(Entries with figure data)

#####

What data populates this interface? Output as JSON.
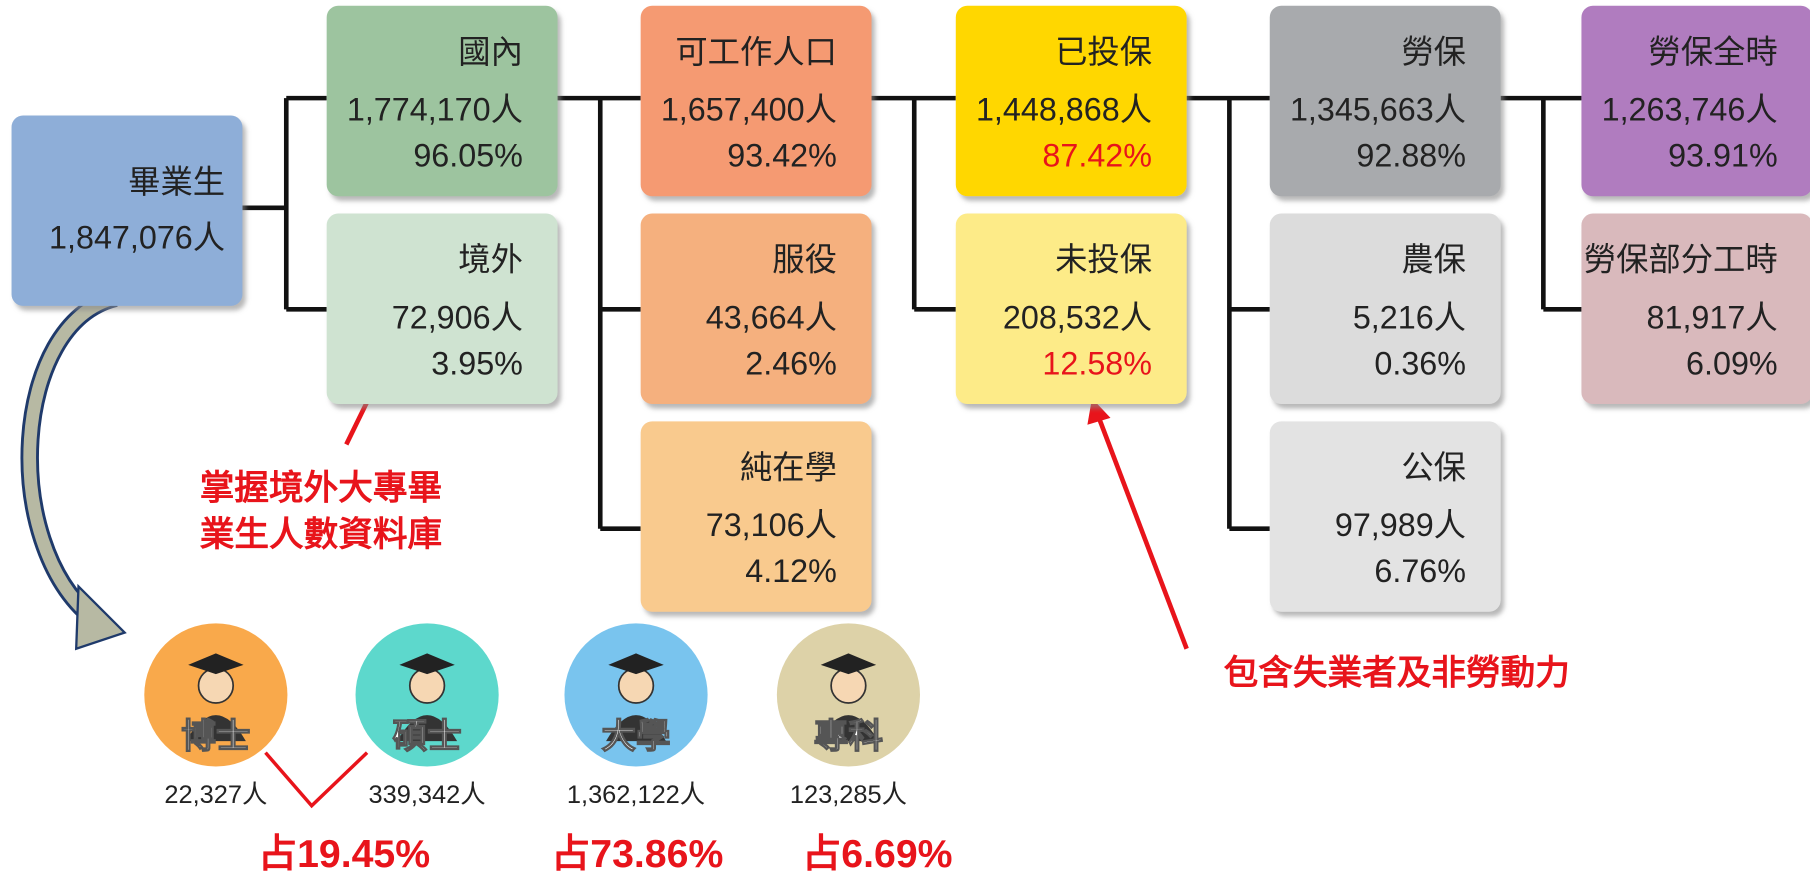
{
  "nodes": [
    {
      "label": "畢業生",
      "count": "1,847,076人"
    },
    {
      "label": "國內",
      "count": "1,774,170人",
      "percent": "96.05%"
    },
    {
      "label": "境外",
      "count": "72,906人",
      "percent": "3.95%"
    },
    {
      "label": "可工作人口",
      "count": "1,657,400人",
      "percent": "93.42%"
    },
    {
      "label": "服役",
      "count": "43,664人",
      "percent": "2.46%"
    },
    {
      "label": "純在學",
      "count": "73,106人",
      "percent": "4.12%"
    },
    {
      "label": "已投保",
      "count": "1,448,868人",
      "percent": "87.42%"
    },
    {
      "label": "未投保",
      "count": "208,532人",
      "percent": "12.58%"
    },
    {
      "label": "勞保",
      "count": "1,345,663人",
      "percent": "92.88%"
    },
    {
      "label": "農保",
      "count": "5,216人",
      "percent": "0.36%"
    },
    {
      "label": "公保",
      "count": "97,989人",
      "percent": "6.76%"
    },
    {
      "label": "勞保全時",
      "count": "1,263,746人",
      "percent": "93.91%"
    },
    {
      "label": "勞保部分工時",
      "count": "81,917人",
      "percent": "6.09%"
    }
  ],
  "degrees": [
    {
      "label": "博士",
      "count": "22,327人"
    },
    {
      "label": "碩士",
      "count": "339,342人"
    },
    {
      "label": "大學",
      "count": "1,362,122人"
    },
    {
      "label": "專科",
      "count": "123,285人"
    }
  ],
  "shares": [
    "占19.45%",
    "占73.86%",
    "占6.69%"
  ],
  "annotations": [
    {
      "lines": [
        "掌握境外大專畢",
        "業生人數資料庫"
      ]
    },
    {
      "lines": [
        "包含失業者及非勞動力"
      ]
    }
  ]
}
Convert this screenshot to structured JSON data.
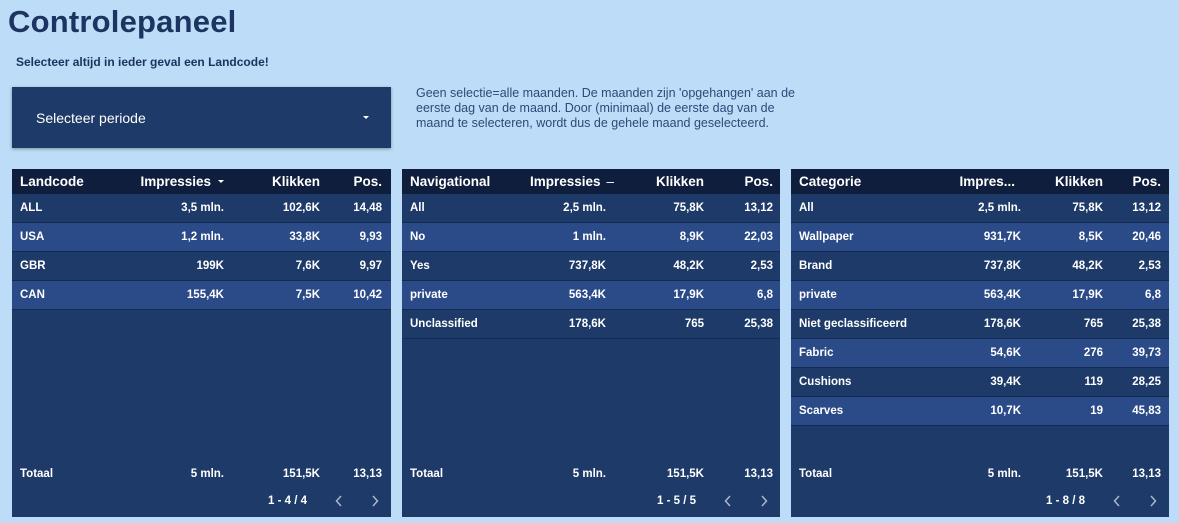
{
  "header": {
    "title": "Controlepaneel",
    "subtitle": "Selecteer altijd in ieder geval een Landcode!"
  },
  "period_select": {
    "label": "Selecteer periode"
  },
  "note": "Geen selectie=alle maanden. De maanden zijn 'opgehangen' aan de eerste dag van de maand. Door (minimaal) de eerste dag van de maand te selecteren, wordt dus de gehele maand geselecteerd.",
  "tables": [
    {
      "headers": [
        "Landcode",
        "Impressies",
        "Klikken",
        "Pos."
      ],
      "sort_column": 1,
      "rows": [
        [
          "ALL",
          "3,5 mln.",
          "102,6K",
          "14,48"
        ],
        [
          "USA",
          "1,2 mln.",
          "33,8K",
          "9,93"
        ],
        [
          "GBR",
          "199K",
          "7,6K",
          "9,97"
        ],
        [
          "CAN",
          "155,4K",
          "7,5K",
          "10,42"
        ]
      ],
      "total": [
        "Totaal",
        "5 mln.",
        "151,5K",
        "13,13"
      ],
      "pager": "1 - 4 / 4"
    },
    {
      "headers": [
        "Navigational",
        "Impressies",
        "Klikken",
        "Pos."
      ],
      "sort_column": 1,
      "rows": [
        [
          "All",
          "2,5 mln.",
          "75,8K",
          "13,12"
        ],
        [
          "No",
          "1 mln.",
          "8,9K",
          "22,03"
        ],
        [
          "Yes",
          "737,8K",
          "48,2K",
          "2,53"
        ],
        [
          "private",
          "563,4K",
          "17,9K",
          "6,8"
        ],
        [
          "Unclassified",
          "178,6K",
          "765",
          "25,38"
        ]
      ],
      "total": [
        "Totaal",
        "5 mln.",
        "151,5K",
        "13,13"
      ],
      "pager": "1 - 5 / 5"
    },
    {
      "headers": [
        "Categorie",
        "Impres...",
        "Klikken",
        "Pos."
      ],
      "sort_column": -1,
      "rows": [
        [
          "All",
          "2,5 mln.",
          "75,8K",
          "13,12"
        ],
        [
          "Wallpaper",
          "931,7K",
          "8,5K",
          "20,46"
        ],
        [
          "Brand",
          "737,8K",
          "48,2K",
          "2,53"
        ],
        [
          "private",
          "563,4K",
          "17,9K",
          "6,8"
        ],
        [
          "Niet geclassificeerd",
          "178,6K",
          "765",
          "25,38"
        ],
        [
          "Fabric",
          "54,6K",
          "276",
          "39,73"
        ],
        [
          "Cushions",
          "39,4K",
          "119",
          "28,25"
        ],
        [
          "Scarves",
          "10,7K",
          "19",
          "45,83"
        ]
      ],
      "total": [
        "Totaal",
        "5 mln.",
        "151,5K",
        "13,13"
      ],
      "pager": "1 - 8 / 8"
    }
  ],
  "icons": {
    "period_dropdown": "caret-down-icon",
    "pager_prev": "chevron-left-icon",
    "pager_next": "chevron-right-icon"
  }
}
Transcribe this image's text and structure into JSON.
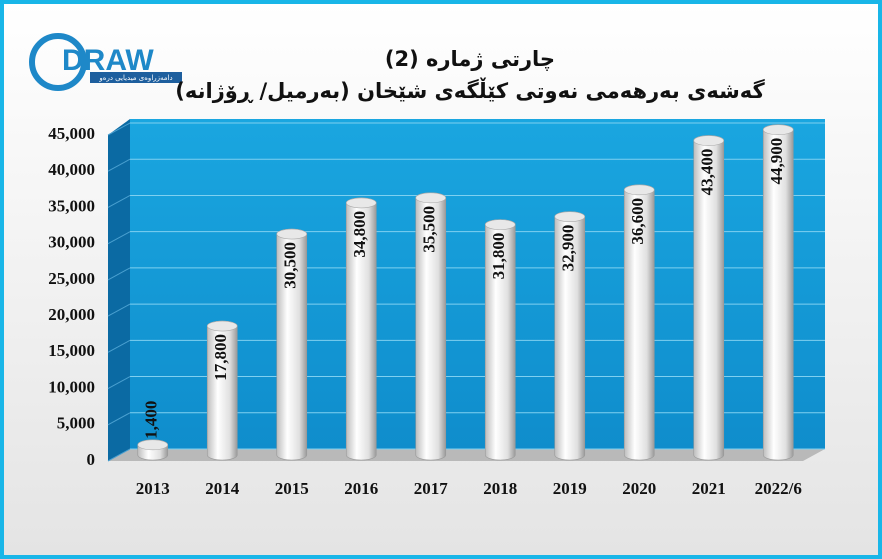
{
  "logo": {
    "name": "DRAW",
    "tagline": "دامەزراوەی میدیایی درەو"
  },
  "chart_data": {
    "type": "bar",
    "title": "چارتی ژمارە (2)",
    "subtitle": "گەشەی بەرهەمی نەوتی کێڵگەی شێخان (بەرمیل/ ڕۆژانە)",
    "categories": [
      "2013",
      "2014",
      "2015",
      "2016",
      "2017",
      "2018",
      "2019",
      "2020",
      "2021",
      "2022/6"
    ],
    "values": [
      1400,
      17800,
      30500,
      34800,
      35500,
      31800,
      32900,
      36600,
      43400,
      44900
    ],
    "value_labels": [
      "1,400",
      "17,800",
      "30,500",
      "34,800",
      "35,500",
      "31,800",
      "32,900",
      "36,600",
      "43,400",
      "44,900"
    ],
    "color": "#e8e8e8",
    "ylim": [
      0,
      45000
    ],
    "yticks": [
      0,
      {
        "value": 5000,
        "label": "5,000"
      },
      {
        "value": 10000,
        "label": "10,000"
      },
      {
        "value": 15000,
        "label": "15,000"
      },
      {
        "value": 20000,
        "label": "20,000"
      },
      {
        "value": 25000,
        "label": "25,000"
      },
      {
        "value": 30000,
        "label": "30,000"
      },
      {
        "value": 35000,
        "label": "35,000"
      },
      {
        "value": 40000,
        "label": "40,000"
      },
      {
        "value": 45000,
        "label": "45,000"
      }
    ],
    "grid": true
  }
}
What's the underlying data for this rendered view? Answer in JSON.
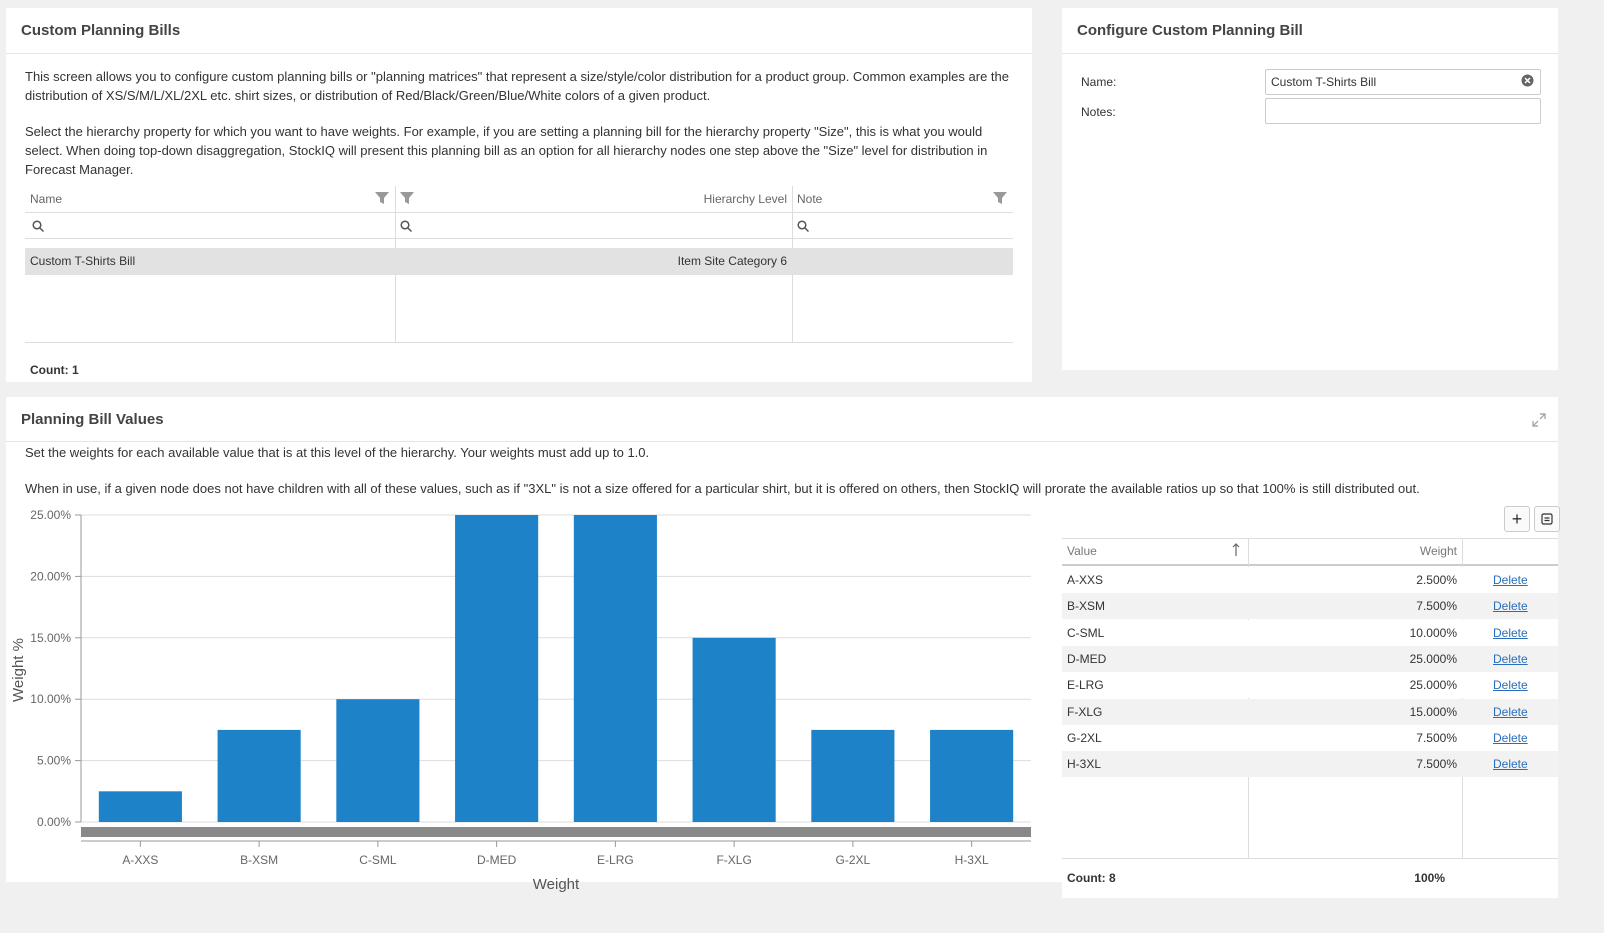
{
  "bills_panel": {
    "title": "Custom Planning Bills",
    "desc1": "This screen allows you to configure custom planning bills or \"planning matrices\" that represent a size/style/color distribution for a product group. Common examples are the distribution of XS/S/M/L/XL/2XL etc. shirt sizes, or distribution of Red/Black/Green/Blue/White colors of a given product.",
    "desc2": "Select the hierarchy property for which you want to have weights. For example, if you are setting a planning bill for the hierarchy property \"Size\", this is what you would select. When doing top-down disaggregation, StockIQ will present this planning bill as an option for all hierarchy nodes one step above the \"Size\" level for distribution in Forecast Manager.",
    "columns": {
      "name": "Name",
      "level": "Hierarchy Level",
      "note": "Note"
    },
    "rows": [
      {
        "name": "Custom T-Shirts Bill",
        "level": "Item Site Category 6",
        "note": ""
      }
    ],
    "count_label": "Count: 1"
  },
  "config_panel": {
    "title": "Configure Custom Planning Bill",
    "name_label": "Name:",
    "name_value": "Custom T-Shirts Bill",
    "notes_label": "Notes:",
    "notes_value": ""
  },
  "values_panel": {
    "title": "Planning Bill Values",
    "desc1": "Set the weights for each available value that is at this level of the hierarchy. Your weights must add up to 1.0.",
    "desc2": "When in use, if a given node does not have children with all of these values, such as if \"3XL\" is not a size offered for a particular shirt, but it is offered on others, then StockIQ will prorate the available ratios up so that 100% is still distributed out.",
    "add_label": "+",
    "table": {
      "col_value": "Value",
      "col_weight": "Weight",
      "delete_label": "Delete",
      "rows": [
        {
          "value": "A-XXS",
          "weight": "2.500%"
        },
        {
          "value": "B-XSM",
          "weight": "7.500%"
        },
        {
          "value": "C-SML",
          "weight": "10.000%"
        },
        {
          "value": "D-MED",
          "weight": "25.000%"
        },
        {
          "value": "E-LRG",
          "weight": "25.000%"
        },
        {
          "value": "F-XLG",
          "weight": "15.000%"
        },
        {
          "value": "G-2XL",
          "weight": "7.500%"
        },
        {
          "value": "H-3XL",
          "weight": "7.500%"
        }
      ],
      "count_label": "Count: 8",
      "total_label": "100%"
    }
  },
  "chart_data": {
    "type": "bar",
    "categories": [
      "A-XXS",
      "B-XSM",
      "C-SML",
      "D-MED",
      "E-LRG",
      "F-XLG",
      "G-2XL",
      "H-3XL"
    ],
    "values": [
      2.5,
      7.5,
      10,
      25,
      25,
      15,
      7.5,
      7.5
    ],
    "ylabel": "Weight %",
    "xlabel": "Weight",
    "ylim": [
      0,
      25
    ],
    "yticks": [
      "0.00%",
      "5.00%",
      "10.00%",
      "15.00%",
      "20.00%",
      "25.00%"
    ],
    "bar_color": "#1e82c8",
    "grid": true
  }
}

#####

» **Problem statement**
Tally the lines of the data that contain the string "level" and report the total alone.

» **Answer for this exercise**
4